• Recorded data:
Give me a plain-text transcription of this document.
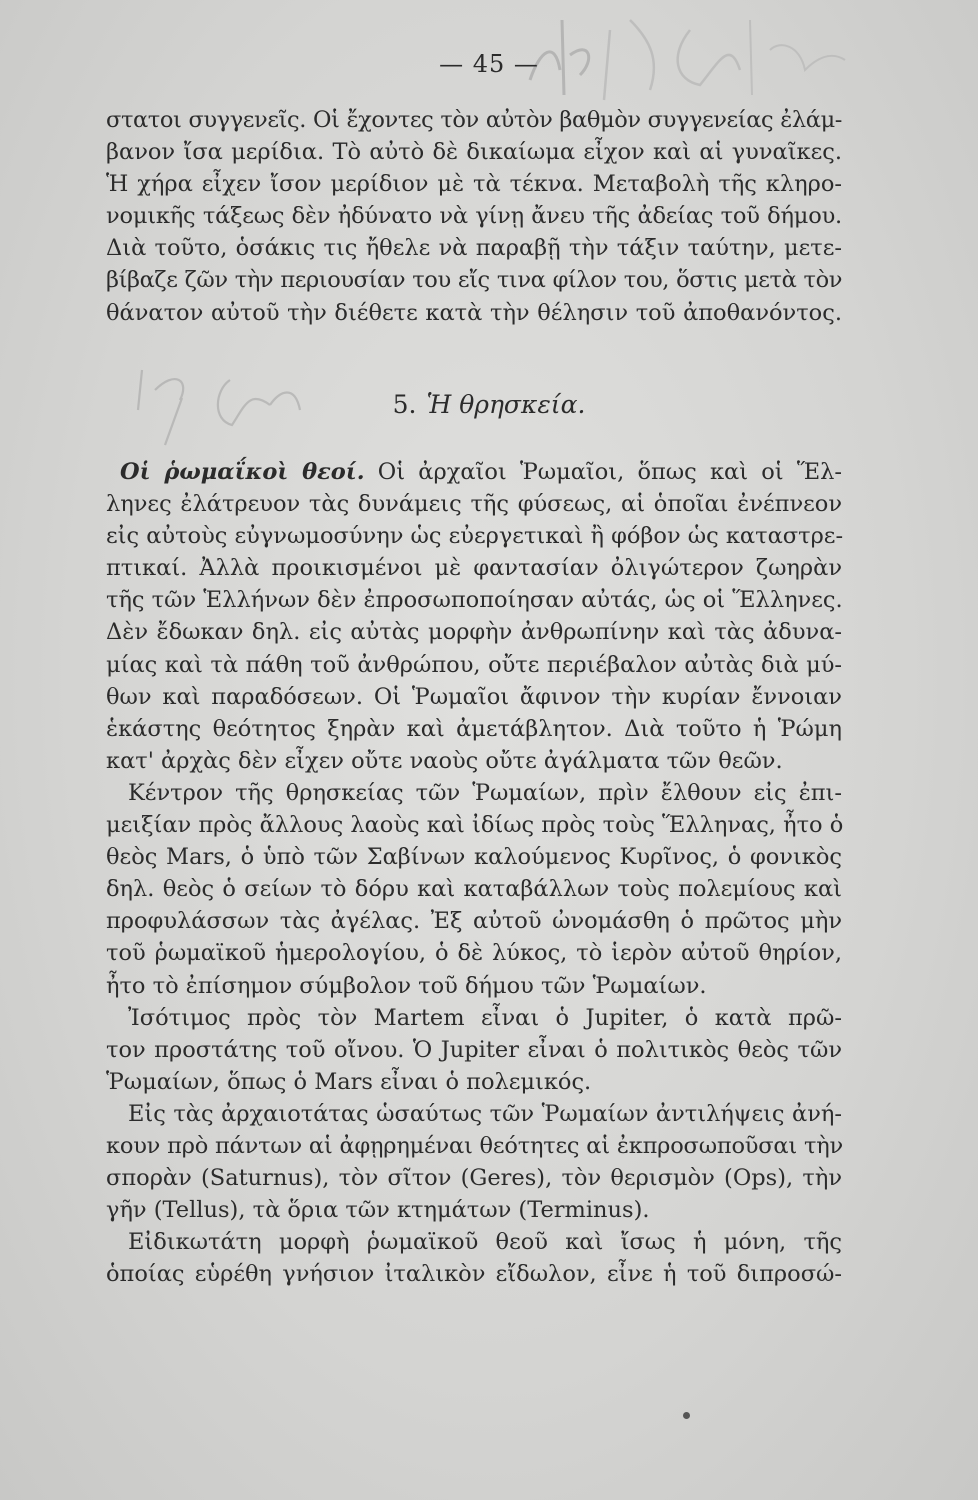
— 45 —
στατοι συγγενεῖς. Οἱ ἔχοντες τὸν αὐτὸν βαθμὸν συγγενείας ἐλάμ-
βανον ἴσα μερίδια. Τὸ αὐτὸ δὲ δικαίωμα εἶχον καὶ αἱ γυναῖκες.
Ἡ χήρα εἶχεν ἴσον μερίδιον μὲ τὰ τέκνα. Μεταβολὴ τῆς κληρο-
νομικῆς τάξεως δὲν ἠδύνατο νὰ γίνῃ ἄνευ τῆς ἀδείας τοῦ δήμου.
Διὰ τοῦτο, ὁσάκις τις ἤθελε νὰ παραβῇ τὴν τάξιν ταύτην, μετε-
βίβαζε ζῶν τὴν περιουσίαν του εἴς τινα φίλον του, ὅστις μετὰ τὸν
θάνατον αὐτοῦ τὴν διέθετε κατὰ τὴν θέλησιν τοῦ ἀποθανόντος.
5. Ἡ θρησκεία.
Οἱ ῥωμαΐκοὶ θεοί. Οἱ ἀρχαῖοι Ῥωμαῖοι, ὅπως καὶ οἱ Ἕλ-
ληνες ἐλάτρευον τὰς δυνάμεις τῆς φύσεως, αἱ ὁποῖαι ἐνέπνεον
εἰς αὐτοὺς εὐγνωμοσύνην ὡς εὐεργετικαὶ ἢ φόβον ὡς καταστρε-
πτικαί. Ἀλλὰ προικισμένοι μὲ φαντασίαν ὀλιγώτερον ζωηρὰν
τῆς τῶν Ἑλλήνων δὲν ἐπροσωποποίησαν αὐτάς, ὡς οἱ Ἕλληνες.
Δὲν ἔδωκαν δηλ. εἰς αὐτὰς μορφὴν ἀνθρωπίνην καὶ τὰς ἀδυνα-
μίας καὶ τὰ πάθη τοῦ ἀνθρώπου, οὔτε περιέβαλον αὐτὰς διὰ μύ-
θων καὶ παραδόσεων. Οἱ Ῥωμαῖοι ἄφινον τὴν κυρίαν ἔννοιαν
ἑκάστης θεότητος ξηρὰν καὶ ἀμετάβλητον. Διὰ τοῦτο ἡ Ῥώμη
κατ' ἀρχὰς δὲν εἶχεν οὔτε ναοὺς οὔτε ἀγάλματα τῶν θεῶν.
Κέντρον τῆς θρησκείας τῶν Ῥωμαίων, πρὶν ἔλθουν εἰς ἐπι-
μειξίαν πρὸς ἄλλους λαοὺς καὶ ἰδίως πρὸς τοὺς Ἕλληνας, ἦτο ὁ
θεὸς Mars, ὁ ὑπὸ τῶν Σαβίνων καλούμενος Κυρῖνος, ὁ φονικὸς
δηλ. θεὸς ὁ σείων τὸ δόρυ καὶ καταβάλλων τοὺς πολεμίους καὶ
προφυλάσσων τὰς ἀγέλας. Ἐξ αὐτοῦ ὠνομάσθη ὁ πρῶτος μὴν
τοῦ ῥωμαϊκοῦ ἡμερολογίου, ὁ δὲ λύκος, τὸ ἱερὸν αὐτοῦ θηρίον,
ἦτο τὸ ἐπίσημον σύμβολον τοῦ δήμου τῶν Ῥωμαίων.
Ἰσότιμος πρὸς τὸν Martem εἶναι ὁ Jupiter, ὁ κατὰ πρῶ-
τον προστάτης τοῦ οἴνου. Ὁ Jupiter εἶναι ὁ πολιτικὸς θεὸς τῶν
Ῥωμαίων, ὅπως ὁ Mars εἶναι ὁ πολεμικός.
Εἰς τὰς ἀρχαιοτάτας ὡσαύτως τῶν Ῥωμαίων ἀντιλήψεις ἀνή-
κουν πρὸ πάντων αἱ ἀφῃρημέναι θεότητες αἱ ἐκπροσωποῦσαι τὴν
σπορὰν (Saturnus), τὸν σῖτον (Geres), τὸν θερισμὸν (Ops), τὴν
γῆν (Tellus), τὰ ὅρια τῶν κτημάτων (Terminus).
Εἰδικωτάτη μορφὴ ῥωμαϊκοῦ θεοῦ καὶ ἴσως ἡ μόνη, τῆς
ὁποίας εὑρέθη γνήσιον ἰταλικὸν εἴδωλον, εἶνε ἡ τοῦ διπροσώ-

• REQUEST:
Reproduce all of the entries word for word, skipping any pictures they hold.

• CORRECT ANSWER:
Give me a plain-text transcription of this document.
— 45 —
στατοι συγγενεῖς. Οἱ ἔχοντες τὸν αὐτὸν βαθμὸν συγγενείας ἐλάμ-
βανον ἴσα μερίδια. Τὸ αὐτὸ δὲ δικαίωμα εἶχον καὶ αἱ γυναῖκες.
Ἡ χήρα εἶχεν ἴσον μερίδιον μὲ τὰ τέκνα. Μεταβολὴ τῆς κληρο-
νομικῆς τάξεως δὲν ἠδύνατο νὰ γίνῃ ἄνευ τῆς ἀδείας τοῦ δήμου.
Διὰ τοῦτο, ὁσάκις τις ἤθελε νὰ παραβῇ τὴν τάξιν ταύτην, μετε-
βίβαζε ζῶν τὴν περιουσίαν του εἴς τινα φίλον του, ὅστις μετὰ τὸν
θάνατον αὐτοῦ τὴν διέθετε κατὰ τὴν θέλησιν τοῦ ἀποθανόντος.
5. Ἡ θρησκεία.
Οἱ ῥωμαΐκοὶ θεοί. Οἱ ἀρχαῖοι Ῥωμαῖοι, ὅπως καὶ οἱ Ἕλ-
ληνες ἐλάτρευον τὰς δυνάμεις τῆς φύσεως, αἱ ὁποῖαι ἐνέπνεον
εἰς αὐτοὺς εὐγνωμοσύνην ὡς εὐεργετικαὶ ἢ φόβον ὡς καταστρε-
πτικαί. Ἀλλὰ προικισμένοι μὲ φαντασίαν ὀλιγώτερον ζωηρὰν
τῆς τῶν Ἑλλήνων δὲν ἐπροσωποποίησαν αὐτάς, ὡς οἱ Ἕλληνες.
Δὲν ἔδωκαν δηλ. εἰς αὐτὰς μορφὴν ἀνθρωπίνην καὶ τὰς ἀδυνα-
μίας καὶ τὰ πάθη τοῦ ἀνθρώπου, οὔτε περιέβαλον αὐτὰς διὰ μύ-
θων καὶ παραδόσεων. Οἱ Ῥωμαῖοι ἄφινον τὴν κυρίαν ἔννοιαν
ἑκάστης θεότητος ξηρὰν καὶ ἀμετάβλητον. Διὰ τοῦτο ἡ Ῥώμη
κατ' ἀρχὰς δὲν εἶχεν οὔτε ναοὺς οὔτε ἀγάλματα τῶν θεῶν.
Κέντρον τῆς θρησκείας τῶν Ῥωμαίων, πρὶν ἔλθουν εἰς ἐπι-
μειξίαν πρὸς ἄλλους λαοὺς καὶ ἰδίως πρὸς τοὺς Ἕλληνας, ἦτο ὁ
θεὸς Mars, ὁ ὑπὸ τῶν Σαβίνων καλούμενος Κυρῖνος, ὁ φονικὸς
δηλ. θεὸς ὁ σείων τὸ δόρυ καὶ καταβάλλων τοὺς πολεμίους καὶ
προφυλάσσων τὰς ἀγέλας. Ἐξ αὐτοῦ ὠνομάσθη ὁ πρῶτος μὴν
τοῦ ῥωμαϊκοῦ ἡμερολογίου, ὁ δὲ λύκος, τὸ ἱερὸν αὐτοῦ θηρίον,
ἦτο τὸ ἐπίσημον σύμβολον τοῦ δήμου τῶν Ῥωμαίων.
Ἰσότιμος πρὸς τὸν Martem εἶναι ὁ Jupiter, ὁ κατὰ πρῶ-
τον προστάτης τοῦ οἴνου. Ὁ Jupiter εἶναι ὁ πολιτικὸς θεὸς τῶν
Ῥωμαίων, ὅπως ὁ Mars εἶναι ὁ πολεμικός.
Εἰς τὰς ἀρχαιοτάτας ὡσαύτως τῶν Ῥωμαίων ἀντιλήψεις ἀνή-
κουν πρὸ πάντων αἱ ἀφῃρημέναι θεότητες αἱ ἐκπροσωποῦσαι τὴν
σπορὰν (Saturnus), τὸν σῖτον (Geres), τὸν θερισμὸν (Ops), τὴν
γῆν (Tellus), τὰ ὅρια τῶν κτημάτων (Terminus).
Εἰδικωτάτη μορφὴ ῥωμαϊκοῦ θεοῦ καὶ ἴσως ἡ μόνη, τῆς
ὁποίας εὑρέθη γνήσιον ἰταλικὸν εἴδωλον, εἶνε ἡ τοῦ διπροσώ-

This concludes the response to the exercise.